### DATA PROVIDED
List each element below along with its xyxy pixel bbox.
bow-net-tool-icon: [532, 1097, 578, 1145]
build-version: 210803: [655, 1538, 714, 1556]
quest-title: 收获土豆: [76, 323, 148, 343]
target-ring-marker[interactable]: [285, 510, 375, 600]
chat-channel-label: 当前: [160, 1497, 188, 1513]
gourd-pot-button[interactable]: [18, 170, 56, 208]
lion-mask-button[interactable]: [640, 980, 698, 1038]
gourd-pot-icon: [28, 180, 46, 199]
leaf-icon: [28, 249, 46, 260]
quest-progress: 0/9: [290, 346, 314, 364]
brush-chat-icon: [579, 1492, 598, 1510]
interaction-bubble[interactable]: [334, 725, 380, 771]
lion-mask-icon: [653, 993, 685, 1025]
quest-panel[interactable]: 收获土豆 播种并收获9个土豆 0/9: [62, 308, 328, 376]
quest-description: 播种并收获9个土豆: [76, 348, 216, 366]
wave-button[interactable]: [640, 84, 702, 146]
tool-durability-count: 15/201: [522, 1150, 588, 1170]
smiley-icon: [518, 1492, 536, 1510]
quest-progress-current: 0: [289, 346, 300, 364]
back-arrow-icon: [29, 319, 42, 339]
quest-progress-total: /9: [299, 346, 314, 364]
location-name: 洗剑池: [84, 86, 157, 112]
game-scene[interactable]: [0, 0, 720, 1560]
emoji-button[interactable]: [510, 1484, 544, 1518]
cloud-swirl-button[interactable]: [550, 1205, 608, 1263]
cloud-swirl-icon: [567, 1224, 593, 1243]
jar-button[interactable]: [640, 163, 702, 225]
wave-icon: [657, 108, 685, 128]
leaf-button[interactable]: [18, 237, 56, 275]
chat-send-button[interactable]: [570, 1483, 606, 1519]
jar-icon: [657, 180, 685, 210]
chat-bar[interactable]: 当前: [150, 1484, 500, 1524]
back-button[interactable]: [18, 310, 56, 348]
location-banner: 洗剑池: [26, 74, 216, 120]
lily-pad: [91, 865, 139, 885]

### DIRECTION
Copy the records above again, starting at their first line and ending after the line that contains "quest-progress: 0/9: [290, 346, 314, 364]".

### THE ANSWER
List each element below along with its xyxy pixel bbox.
bow-net-tool-icon: [532, 1097, 578, 1145]
build-version: 210803: [655, 1538, 714, 1556]
quest-title: 收获土豆: [76, 323, 148, 343]
target-ring-marker[interactable]: [285, 510, 375, 600]
chat-channel-label: 当前: [160, 1497, 188, 1513]
gourd-pot-button[interactable]: [18, 170, 56, 208]
lion-mask-button[interactable]: [640, 980, 698, 1038]
gourd-pot-icon: [28, 180, 46, 199]
leaf-icon: [28, 249, 46, 260]
quest-progress: 0/9: [290, 346, 314, 364]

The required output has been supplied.